> [Records for this exercise]:
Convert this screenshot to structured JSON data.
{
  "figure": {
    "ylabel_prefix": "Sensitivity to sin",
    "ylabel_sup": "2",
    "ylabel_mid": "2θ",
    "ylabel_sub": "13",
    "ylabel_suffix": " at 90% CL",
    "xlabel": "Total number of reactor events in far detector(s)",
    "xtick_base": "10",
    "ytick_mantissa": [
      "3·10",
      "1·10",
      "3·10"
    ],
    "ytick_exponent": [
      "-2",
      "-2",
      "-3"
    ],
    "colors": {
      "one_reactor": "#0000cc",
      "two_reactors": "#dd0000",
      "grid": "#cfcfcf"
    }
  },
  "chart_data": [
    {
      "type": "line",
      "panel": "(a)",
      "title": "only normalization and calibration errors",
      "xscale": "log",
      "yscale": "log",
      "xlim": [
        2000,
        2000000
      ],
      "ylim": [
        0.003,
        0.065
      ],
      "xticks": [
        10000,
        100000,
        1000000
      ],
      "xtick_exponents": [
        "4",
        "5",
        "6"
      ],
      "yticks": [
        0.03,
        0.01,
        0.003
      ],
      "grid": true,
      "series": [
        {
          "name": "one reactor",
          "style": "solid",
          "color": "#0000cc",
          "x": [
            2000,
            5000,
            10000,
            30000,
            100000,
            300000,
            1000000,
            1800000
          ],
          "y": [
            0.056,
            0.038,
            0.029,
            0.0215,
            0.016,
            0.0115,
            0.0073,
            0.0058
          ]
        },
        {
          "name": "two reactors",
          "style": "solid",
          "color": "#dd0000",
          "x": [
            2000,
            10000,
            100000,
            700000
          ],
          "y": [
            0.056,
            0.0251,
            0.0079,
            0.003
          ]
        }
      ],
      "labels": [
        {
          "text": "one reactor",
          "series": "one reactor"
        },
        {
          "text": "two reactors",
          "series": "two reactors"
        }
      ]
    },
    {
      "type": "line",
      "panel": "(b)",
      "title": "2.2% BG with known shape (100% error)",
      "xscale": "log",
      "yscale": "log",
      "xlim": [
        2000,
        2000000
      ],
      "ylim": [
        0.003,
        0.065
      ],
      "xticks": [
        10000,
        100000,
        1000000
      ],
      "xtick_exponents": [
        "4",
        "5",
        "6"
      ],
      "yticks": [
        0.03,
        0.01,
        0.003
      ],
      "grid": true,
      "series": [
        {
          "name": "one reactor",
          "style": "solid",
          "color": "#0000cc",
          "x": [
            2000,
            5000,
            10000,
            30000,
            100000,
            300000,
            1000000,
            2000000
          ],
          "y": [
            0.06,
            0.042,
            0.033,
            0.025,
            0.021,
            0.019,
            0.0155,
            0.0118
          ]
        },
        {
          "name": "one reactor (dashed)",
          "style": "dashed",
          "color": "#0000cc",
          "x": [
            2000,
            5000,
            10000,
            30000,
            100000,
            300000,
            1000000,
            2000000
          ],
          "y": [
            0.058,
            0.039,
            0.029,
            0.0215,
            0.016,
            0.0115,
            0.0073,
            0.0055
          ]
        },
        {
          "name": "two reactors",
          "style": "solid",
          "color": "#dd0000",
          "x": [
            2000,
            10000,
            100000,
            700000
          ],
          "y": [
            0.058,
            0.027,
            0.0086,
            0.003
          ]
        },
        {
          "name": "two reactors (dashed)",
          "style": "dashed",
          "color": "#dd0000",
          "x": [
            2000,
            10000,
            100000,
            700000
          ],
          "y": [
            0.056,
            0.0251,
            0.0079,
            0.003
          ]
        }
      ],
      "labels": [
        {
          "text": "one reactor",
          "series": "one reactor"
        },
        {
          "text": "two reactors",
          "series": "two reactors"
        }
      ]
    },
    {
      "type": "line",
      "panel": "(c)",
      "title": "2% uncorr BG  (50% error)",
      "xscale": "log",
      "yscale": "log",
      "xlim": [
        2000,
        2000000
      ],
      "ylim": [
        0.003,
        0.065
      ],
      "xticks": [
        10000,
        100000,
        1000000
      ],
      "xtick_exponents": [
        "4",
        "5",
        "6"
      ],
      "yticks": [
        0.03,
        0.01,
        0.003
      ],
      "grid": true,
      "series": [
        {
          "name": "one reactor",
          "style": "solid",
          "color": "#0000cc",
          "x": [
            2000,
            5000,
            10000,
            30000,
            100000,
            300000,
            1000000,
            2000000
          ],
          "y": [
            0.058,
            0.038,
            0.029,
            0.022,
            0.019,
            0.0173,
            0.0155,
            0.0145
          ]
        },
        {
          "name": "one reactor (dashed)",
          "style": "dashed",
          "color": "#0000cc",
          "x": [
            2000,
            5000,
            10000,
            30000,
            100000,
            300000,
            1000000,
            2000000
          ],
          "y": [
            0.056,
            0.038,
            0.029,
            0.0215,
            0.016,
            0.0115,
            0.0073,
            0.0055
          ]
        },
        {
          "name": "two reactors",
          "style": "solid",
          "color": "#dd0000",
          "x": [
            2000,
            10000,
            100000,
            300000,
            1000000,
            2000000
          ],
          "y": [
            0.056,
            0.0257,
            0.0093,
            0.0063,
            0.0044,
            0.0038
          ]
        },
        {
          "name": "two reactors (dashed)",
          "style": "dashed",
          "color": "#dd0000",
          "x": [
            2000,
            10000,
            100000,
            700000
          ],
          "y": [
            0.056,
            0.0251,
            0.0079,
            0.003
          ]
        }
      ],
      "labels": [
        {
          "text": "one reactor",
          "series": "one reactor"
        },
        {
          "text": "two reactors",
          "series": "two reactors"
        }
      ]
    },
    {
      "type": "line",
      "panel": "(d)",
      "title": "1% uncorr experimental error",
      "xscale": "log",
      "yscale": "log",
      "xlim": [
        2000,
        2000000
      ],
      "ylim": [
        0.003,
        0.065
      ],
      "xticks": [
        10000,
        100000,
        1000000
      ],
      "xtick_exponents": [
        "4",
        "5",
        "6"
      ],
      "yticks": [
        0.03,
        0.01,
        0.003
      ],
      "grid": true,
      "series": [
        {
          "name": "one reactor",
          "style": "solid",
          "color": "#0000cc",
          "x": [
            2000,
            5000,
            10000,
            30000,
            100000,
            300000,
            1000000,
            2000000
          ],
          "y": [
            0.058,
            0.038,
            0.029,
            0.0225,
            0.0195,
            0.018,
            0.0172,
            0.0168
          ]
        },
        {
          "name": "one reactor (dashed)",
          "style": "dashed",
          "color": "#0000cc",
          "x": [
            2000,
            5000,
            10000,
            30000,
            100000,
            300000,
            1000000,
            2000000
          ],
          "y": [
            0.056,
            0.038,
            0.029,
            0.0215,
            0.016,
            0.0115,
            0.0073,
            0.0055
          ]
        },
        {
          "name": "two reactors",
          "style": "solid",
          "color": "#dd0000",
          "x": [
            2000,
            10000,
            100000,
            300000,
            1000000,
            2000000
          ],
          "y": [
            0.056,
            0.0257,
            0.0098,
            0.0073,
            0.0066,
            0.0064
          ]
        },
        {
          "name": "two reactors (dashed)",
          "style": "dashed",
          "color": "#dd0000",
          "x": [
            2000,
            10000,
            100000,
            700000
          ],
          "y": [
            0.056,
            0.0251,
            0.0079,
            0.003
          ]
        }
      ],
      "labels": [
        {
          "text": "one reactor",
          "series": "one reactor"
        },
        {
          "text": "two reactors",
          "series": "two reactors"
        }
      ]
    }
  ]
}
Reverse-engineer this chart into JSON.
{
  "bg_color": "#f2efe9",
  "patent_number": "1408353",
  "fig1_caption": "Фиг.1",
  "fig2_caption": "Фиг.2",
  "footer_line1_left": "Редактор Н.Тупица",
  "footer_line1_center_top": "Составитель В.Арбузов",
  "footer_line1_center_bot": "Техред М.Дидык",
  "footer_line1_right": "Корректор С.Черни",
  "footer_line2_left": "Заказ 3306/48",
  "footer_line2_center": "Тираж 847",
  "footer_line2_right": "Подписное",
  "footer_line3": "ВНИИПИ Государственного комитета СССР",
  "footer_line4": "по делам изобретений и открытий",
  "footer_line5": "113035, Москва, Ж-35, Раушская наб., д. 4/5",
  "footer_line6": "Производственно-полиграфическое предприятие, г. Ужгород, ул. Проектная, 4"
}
--
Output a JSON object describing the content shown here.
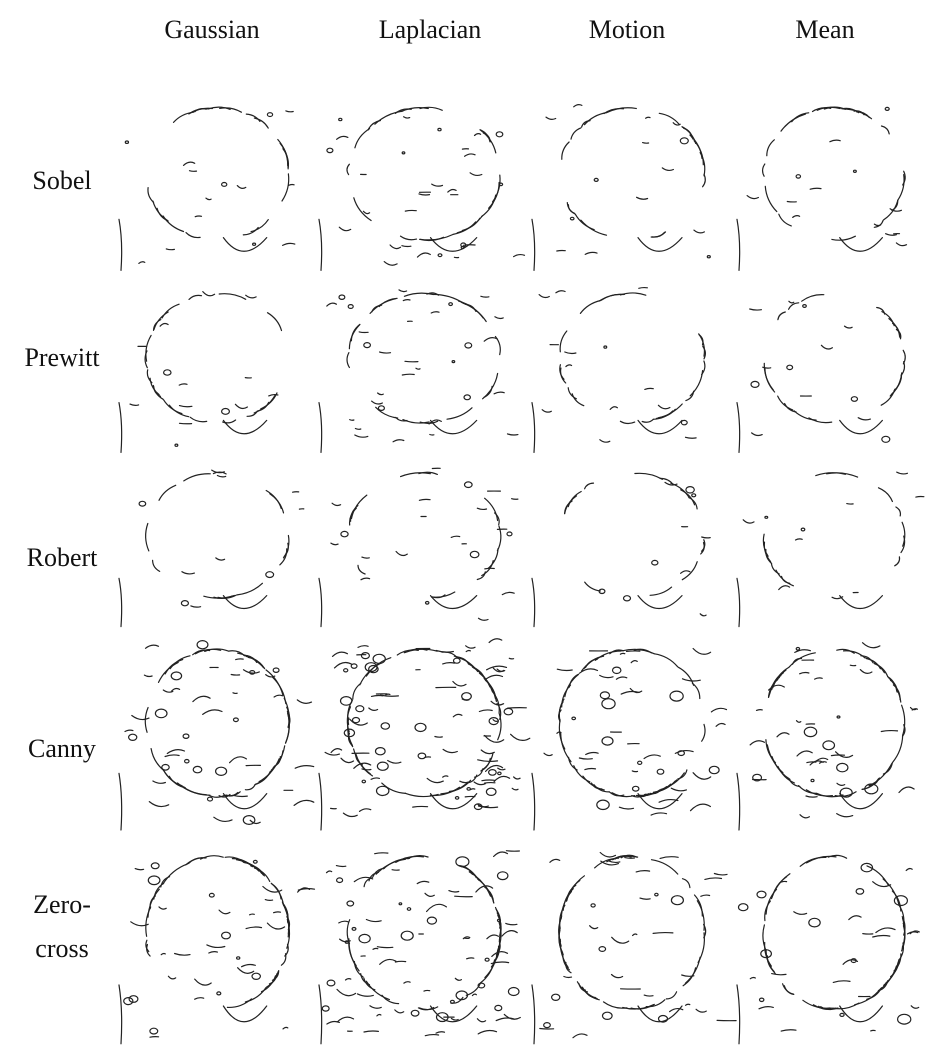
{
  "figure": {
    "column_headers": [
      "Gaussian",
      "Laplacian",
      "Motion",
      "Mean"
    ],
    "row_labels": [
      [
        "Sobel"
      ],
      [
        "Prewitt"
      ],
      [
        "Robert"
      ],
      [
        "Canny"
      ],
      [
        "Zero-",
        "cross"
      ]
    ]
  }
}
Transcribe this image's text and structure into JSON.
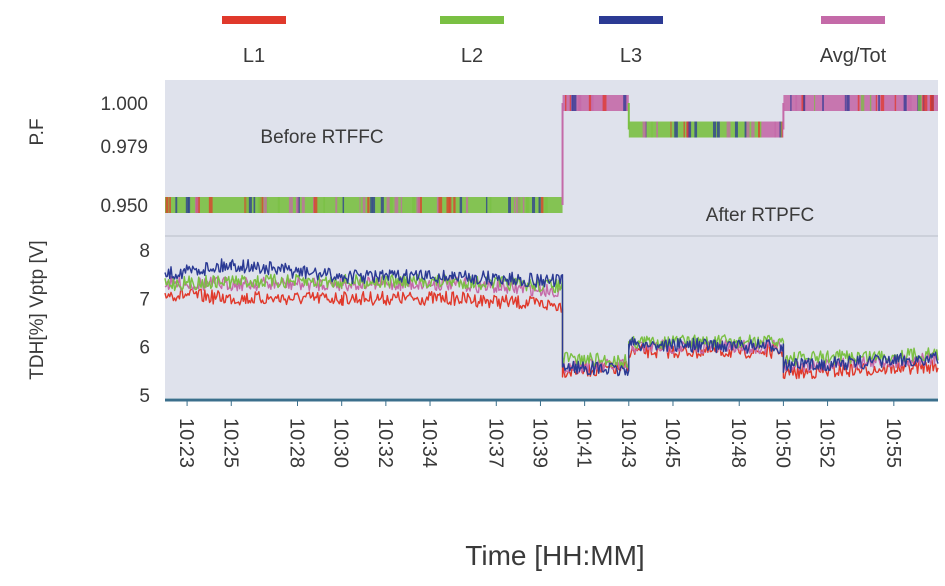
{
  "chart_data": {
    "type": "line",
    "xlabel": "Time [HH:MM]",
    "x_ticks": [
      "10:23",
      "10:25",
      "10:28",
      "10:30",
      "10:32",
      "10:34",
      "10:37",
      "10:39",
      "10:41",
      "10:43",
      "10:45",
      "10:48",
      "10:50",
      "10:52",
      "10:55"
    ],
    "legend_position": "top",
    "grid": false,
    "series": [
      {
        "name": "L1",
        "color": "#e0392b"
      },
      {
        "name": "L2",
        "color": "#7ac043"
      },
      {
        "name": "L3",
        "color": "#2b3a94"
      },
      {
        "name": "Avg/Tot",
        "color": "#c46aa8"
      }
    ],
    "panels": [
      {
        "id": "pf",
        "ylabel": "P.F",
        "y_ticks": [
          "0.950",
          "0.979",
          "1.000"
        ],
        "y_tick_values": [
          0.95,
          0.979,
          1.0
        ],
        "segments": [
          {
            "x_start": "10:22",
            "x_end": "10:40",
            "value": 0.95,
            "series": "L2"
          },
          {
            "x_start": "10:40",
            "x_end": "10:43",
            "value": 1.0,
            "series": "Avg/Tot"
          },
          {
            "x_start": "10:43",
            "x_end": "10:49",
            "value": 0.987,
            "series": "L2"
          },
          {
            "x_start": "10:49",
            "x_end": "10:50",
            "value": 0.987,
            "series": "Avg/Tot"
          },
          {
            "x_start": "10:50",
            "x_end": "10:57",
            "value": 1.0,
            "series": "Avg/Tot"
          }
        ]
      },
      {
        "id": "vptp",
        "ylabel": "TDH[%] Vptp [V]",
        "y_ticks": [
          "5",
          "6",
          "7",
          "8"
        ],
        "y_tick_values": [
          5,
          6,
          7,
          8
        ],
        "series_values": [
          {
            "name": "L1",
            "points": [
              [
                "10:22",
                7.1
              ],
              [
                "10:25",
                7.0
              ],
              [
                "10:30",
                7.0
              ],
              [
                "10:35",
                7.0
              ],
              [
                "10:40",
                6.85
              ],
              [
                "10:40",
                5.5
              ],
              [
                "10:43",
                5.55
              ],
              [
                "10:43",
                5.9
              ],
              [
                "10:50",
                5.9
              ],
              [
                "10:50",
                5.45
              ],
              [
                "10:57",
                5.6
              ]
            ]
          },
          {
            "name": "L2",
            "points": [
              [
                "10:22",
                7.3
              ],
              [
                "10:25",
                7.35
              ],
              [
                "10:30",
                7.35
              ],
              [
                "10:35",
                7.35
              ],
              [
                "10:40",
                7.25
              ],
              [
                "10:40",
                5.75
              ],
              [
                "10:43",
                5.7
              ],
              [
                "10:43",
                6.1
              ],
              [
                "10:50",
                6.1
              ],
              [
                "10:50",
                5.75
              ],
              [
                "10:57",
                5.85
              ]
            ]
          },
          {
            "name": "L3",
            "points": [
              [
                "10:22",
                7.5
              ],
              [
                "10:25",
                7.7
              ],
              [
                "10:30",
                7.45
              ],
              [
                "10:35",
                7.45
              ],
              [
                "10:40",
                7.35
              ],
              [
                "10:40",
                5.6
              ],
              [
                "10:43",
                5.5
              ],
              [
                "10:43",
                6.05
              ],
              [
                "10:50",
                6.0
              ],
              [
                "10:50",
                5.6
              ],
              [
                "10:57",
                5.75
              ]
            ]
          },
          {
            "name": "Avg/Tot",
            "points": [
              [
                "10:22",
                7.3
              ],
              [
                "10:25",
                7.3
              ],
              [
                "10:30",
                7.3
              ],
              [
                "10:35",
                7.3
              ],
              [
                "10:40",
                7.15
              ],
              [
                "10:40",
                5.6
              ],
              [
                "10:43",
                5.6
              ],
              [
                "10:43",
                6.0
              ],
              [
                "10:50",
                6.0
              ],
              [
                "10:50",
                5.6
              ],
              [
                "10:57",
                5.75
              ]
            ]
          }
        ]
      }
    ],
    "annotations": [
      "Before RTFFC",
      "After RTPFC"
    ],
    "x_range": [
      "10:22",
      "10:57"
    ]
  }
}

> [Your objective]: Copy all lines from the material that include "title".

> [Answer to the exercise]:
      "title": "only normalization and calibration errors",
      "title": "2.2% BG with known shape (100% error)",
      "title": "2% uncorr BG  (50% error)",
      "title": "1% uncorr experimental error",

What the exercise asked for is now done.